======== Material for this task ========

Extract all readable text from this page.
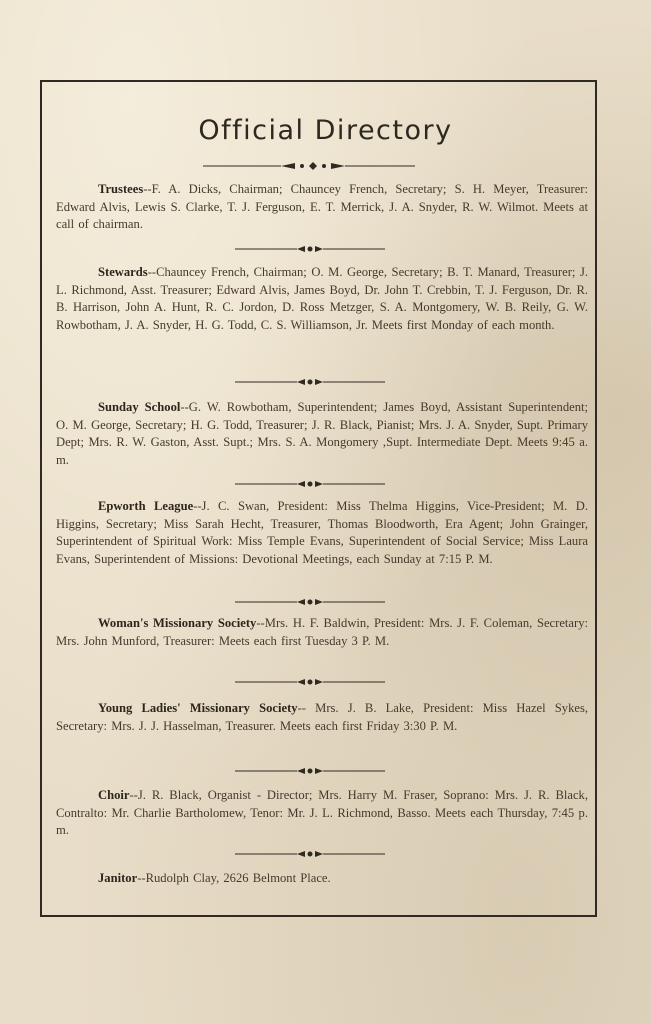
Official Directory
Trustees--F. A. Dicks, Chairman; Chauncey French, Secretary; S. H. Meyer, Treasurer: Edward Alvis, Lewis S. Clarke, T. J. Ferguson, E. T. Merrick, J. A. Snyder, R. W. Wilmot. Meets at call of chairman.
Stewards--Chauncey French, Chairman; O. M. George, Secretary; B. T. Manard, Treasurer; J. L. Richmond, Asst. Treasurer; Edward Alvis, James Boyd, Dr. John T. Crebbin, T. J. Ferguson, Dr. R. B. Harrison, John A. Hunt, R. C. Jordon, D. Ross Metzger, S. A. Montgomery, W. B. Reily, G. W. Rowbotham, J. A. Snyder, H. G. Todd, C. S. Williamson, Jr. Meets first Monday of each month.
Sunday School--G. W. Rowbotham, Superintendent; James Boyd, Assistant Superintendent; O. M. George, Secretary; H. G. Todd, Treasurer; J. R. Black, Pianist; Mrs. J. A. Snyder, Supt. Primary Dept; Mrs. R. W. Gaston, Asst. Supt.; Mrs. S. A. Mongomery ,Supt. Intermediate Dept. Meets 9:45 a. m.
Epworth League--J. C. Swan, President: Miss Thelma Higgins, Vice-President; M. D. Higgins, Secretary; Miss Sarah Hecht, Treasurer, Thomas Bloodworth, Era Agent; John Grainger, Superintendent of Spiritual Work: Miss Temple Evans, Superintendent of Social Service; Miss Laura Evans, Superintendent of Missions: Devotional Meetings, each Sunday at 7:15 P. M.
Woman's Missionary Society--Mrs. H. F. Baldwin, President: Mrs. J. F. Coleman, Secretary: Mrs. John Munford, Treasurer: Meets each first Tuesday 3 P. M.
Young Ladies' Missionary Society-- Mrs. J. B. Lake, President: Miss Hazel Sykes, Secretary: Mrs. J. J. Hasselman, Treasurer. Meets each first Friday 3:30 P. M.
Choir--J. R. Black, Organist - Director; Mrs. Harry M. Fraser, Soprano: Mrs. J. R. Black, Contralto: Mr. Charlie Bartholomew, Tenor: Mr. J. L. Richmond, Basso. Meets each Thursday, 7:45 p. m.
Janitor--Rudolph Clay, 2626 Belmont Place.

========

= Required work =
Repeat every record precisely. Any picture among them stays out of the copy.

= Answer to the task =
Extract all readable text from this page.
Official Directory
Trustees--F. A. Dicks, Chairman; Chauncey French, Secretary; S. H. Meyer, Treasurer: Edward Alvis, Lewis S. Clarke, T. J. Ferguson, E. T. Merrick, J. A. Snyder, R. W. Wilmot. Meets at call of chairman.
Stewards--Chauncey French, Chairman; O. M. George, Secretary; B. T. Manard, Treasurer; J. L. Richmond, Asst. Treasurer; Edward Alvis, James Boyd, Dr. John T. Crebbin, T. J. Ferguson, Dr. R. B. Harrison, John A. Hunt, R. C. Jordon, D. Ross Metzger, S. A. Montgomery, W. B. Reily, G. W. Rowbotham, J. A. Snyder, H. G. Todd, C. S. Williamson, Jr. Meets first Monday of each month.
Sunday School--G. W. Rowbotham, Superintendent; James Boyd, Assistant Superintendent; O. M. George, Secretary; H. G. Todd, Treasurer; J. R. Black, Pianist; Mrs. J. A. Snyder, Supt. Primary Dept; Mrs. R. W. Gaston, Asst. Supt.; Mrs. S. A. Mongomery ,Supt. Intermediate Dept. Meets 9:45 a. m.
Epworth League--J. C. Swan, President: Miss Thelma Higgins, Vice-President; M. D. Higgins, Secretary; Miss Sarah Hecht, Treasurer, Thomas Bloodworth, Era Agent; John Grainger, Superintendent of Spiritual Work: Miss Temple Evans, Superintendent of Social Service; Miss Laura Evans, Superintendent of Missions: Devotional Meetings, each Sunday at 7:15 P. M.
Woman's Missionary Society--Mrs. H. F. Baldwin, President: Mrs. J. F. Coleman, Secretary: Mrs. John Munford, Treasurer: Meets each first Tuesday 3 P. M.
Young Ladies' Missionary Society-- Mrs. J. B. Lake, President: Miss Hazel Sykes, Secretary: Mrs. J. J. Hasselman, Treasurer. Meets each first Friday 3:30 P. M.
Choir--J. R. Black, Organist - Director; Mrs. Harry M. Fraser, Soprano: Mrs. J. R. Black, Contralto: Mr. Charlie Bartholomew, Tenor: Mr. J. L. Richmond, Basso. Meets each Thursday, 7:45 p. m.
Janitor--Rudolph Clay, 2626 Belmont Place.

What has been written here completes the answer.